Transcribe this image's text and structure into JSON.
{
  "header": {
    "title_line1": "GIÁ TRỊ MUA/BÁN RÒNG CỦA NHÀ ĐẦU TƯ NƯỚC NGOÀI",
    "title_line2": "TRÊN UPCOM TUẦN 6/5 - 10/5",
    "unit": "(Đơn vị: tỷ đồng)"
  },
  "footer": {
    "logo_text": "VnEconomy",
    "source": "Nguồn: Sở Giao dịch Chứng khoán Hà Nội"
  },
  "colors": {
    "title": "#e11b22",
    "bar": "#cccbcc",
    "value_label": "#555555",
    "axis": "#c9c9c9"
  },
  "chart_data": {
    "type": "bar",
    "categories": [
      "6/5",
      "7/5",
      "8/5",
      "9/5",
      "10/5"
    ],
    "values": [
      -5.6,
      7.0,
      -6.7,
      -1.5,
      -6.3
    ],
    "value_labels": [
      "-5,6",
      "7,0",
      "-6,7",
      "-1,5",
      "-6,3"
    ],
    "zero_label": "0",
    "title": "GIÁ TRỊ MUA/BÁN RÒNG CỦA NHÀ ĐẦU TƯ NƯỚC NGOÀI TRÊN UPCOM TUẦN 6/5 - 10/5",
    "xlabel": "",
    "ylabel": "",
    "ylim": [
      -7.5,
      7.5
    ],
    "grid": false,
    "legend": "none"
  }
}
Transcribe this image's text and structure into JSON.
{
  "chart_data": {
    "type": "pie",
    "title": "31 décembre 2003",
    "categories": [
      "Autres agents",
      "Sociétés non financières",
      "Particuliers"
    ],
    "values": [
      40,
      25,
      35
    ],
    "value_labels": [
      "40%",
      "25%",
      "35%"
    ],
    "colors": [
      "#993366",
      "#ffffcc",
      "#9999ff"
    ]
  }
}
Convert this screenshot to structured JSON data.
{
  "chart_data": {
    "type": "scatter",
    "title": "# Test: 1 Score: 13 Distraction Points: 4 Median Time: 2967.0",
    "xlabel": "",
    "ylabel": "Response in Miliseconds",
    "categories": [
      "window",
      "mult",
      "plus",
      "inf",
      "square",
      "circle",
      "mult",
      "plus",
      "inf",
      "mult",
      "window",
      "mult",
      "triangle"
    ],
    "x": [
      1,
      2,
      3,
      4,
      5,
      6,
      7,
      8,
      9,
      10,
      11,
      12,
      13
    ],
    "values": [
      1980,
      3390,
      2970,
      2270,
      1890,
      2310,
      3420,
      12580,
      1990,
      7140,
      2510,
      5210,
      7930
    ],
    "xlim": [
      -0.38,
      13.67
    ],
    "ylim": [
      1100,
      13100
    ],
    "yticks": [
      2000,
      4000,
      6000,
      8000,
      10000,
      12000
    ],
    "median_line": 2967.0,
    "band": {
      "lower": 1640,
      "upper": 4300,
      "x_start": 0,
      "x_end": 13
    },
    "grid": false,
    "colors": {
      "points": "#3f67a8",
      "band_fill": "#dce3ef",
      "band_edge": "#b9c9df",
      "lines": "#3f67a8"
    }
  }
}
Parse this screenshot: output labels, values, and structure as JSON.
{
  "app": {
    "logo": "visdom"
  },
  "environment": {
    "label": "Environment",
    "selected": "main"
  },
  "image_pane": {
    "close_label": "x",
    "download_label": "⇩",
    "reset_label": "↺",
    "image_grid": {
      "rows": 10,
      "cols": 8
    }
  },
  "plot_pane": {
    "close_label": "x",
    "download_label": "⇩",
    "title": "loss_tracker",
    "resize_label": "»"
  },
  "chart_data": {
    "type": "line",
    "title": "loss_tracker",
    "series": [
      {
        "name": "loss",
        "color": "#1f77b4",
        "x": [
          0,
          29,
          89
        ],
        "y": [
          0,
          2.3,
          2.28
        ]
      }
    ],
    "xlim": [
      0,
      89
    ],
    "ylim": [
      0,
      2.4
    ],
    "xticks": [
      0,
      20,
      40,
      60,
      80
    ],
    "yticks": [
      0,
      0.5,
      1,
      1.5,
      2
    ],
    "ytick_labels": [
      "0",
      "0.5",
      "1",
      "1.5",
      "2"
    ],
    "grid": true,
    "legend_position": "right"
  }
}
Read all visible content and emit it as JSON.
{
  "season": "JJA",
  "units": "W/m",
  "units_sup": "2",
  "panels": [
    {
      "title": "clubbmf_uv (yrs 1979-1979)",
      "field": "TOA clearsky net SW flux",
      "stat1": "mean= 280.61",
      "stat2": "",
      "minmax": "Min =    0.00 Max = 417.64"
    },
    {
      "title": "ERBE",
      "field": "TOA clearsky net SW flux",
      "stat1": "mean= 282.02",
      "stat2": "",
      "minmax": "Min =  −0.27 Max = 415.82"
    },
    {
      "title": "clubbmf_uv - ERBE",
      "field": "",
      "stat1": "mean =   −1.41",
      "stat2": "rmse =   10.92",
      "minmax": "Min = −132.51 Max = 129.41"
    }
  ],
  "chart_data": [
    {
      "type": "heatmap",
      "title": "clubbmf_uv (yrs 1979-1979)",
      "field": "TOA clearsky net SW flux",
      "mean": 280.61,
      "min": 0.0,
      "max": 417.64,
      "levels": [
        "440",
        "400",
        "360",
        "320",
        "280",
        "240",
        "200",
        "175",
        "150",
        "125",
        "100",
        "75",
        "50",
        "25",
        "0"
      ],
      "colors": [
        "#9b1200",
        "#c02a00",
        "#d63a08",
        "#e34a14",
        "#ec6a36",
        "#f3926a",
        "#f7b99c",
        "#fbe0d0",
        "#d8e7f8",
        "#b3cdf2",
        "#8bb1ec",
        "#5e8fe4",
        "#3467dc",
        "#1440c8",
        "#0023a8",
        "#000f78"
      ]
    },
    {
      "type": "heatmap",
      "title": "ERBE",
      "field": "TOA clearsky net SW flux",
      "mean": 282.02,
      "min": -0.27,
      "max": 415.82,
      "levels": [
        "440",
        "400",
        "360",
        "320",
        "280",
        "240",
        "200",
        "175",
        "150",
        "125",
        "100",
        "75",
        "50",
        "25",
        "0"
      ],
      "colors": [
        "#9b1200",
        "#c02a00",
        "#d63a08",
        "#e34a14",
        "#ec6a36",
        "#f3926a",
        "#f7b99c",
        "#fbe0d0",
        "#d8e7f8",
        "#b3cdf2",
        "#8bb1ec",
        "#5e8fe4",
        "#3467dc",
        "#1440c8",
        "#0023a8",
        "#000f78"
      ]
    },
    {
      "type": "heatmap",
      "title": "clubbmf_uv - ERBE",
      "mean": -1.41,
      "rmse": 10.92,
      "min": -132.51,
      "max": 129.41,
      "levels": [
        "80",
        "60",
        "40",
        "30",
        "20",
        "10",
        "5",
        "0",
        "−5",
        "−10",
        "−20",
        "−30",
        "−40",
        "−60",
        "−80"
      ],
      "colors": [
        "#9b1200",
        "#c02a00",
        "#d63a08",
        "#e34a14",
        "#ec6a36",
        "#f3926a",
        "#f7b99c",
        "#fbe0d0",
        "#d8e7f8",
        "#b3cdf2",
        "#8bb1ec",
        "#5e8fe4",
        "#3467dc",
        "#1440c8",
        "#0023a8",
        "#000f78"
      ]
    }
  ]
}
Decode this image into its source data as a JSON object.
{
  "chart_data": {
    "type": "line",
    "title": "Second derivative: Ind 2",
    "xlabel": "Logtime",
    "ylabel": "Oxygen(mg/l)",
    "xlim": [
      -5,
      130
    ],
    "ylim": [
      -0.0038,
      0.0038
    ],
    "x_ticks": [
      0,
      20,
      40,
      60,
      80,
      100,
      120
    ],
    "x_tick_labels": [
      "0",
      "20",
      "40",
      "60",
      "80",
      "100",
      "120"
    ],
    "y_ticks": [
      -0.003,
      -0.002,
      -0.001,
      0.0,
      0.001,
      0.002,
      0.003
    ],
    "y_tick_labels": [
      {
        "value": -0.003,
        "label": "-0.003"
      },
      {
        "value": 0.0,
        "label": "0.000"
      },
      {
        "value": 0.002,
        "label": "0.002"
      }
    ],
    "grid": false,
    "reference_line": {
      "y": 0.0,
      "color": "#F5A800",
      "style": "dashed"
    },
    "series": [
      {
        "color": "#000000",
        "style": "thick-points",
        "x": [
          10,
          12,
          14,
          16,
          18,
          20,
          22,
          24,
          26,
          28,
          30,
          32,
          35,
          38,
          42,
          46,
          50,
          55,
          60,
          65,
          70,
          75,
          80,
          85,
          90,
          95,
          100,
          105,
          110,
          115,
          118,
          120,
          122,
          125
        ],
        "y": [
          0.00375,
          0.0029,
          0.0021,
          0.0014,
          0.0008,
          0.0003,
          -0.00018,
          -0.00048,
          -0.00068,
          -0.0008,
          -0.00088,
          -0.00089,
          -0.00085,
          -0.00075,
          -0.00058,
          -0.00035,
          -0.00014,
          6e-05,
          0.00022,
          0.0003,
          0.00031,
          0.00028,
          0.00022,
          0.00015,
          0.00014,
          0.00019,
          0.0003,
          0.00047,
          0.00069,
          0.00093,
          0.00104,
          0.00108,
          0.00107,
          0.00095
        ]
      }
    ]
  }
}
┄┄┄┄┄┄┄┄┄┄┄┄┄┄┄┄┄┄┄┄
Task requirements:
Lines containing "NƯỚC" are to be counted. State the total and add nothing.

Written response:
2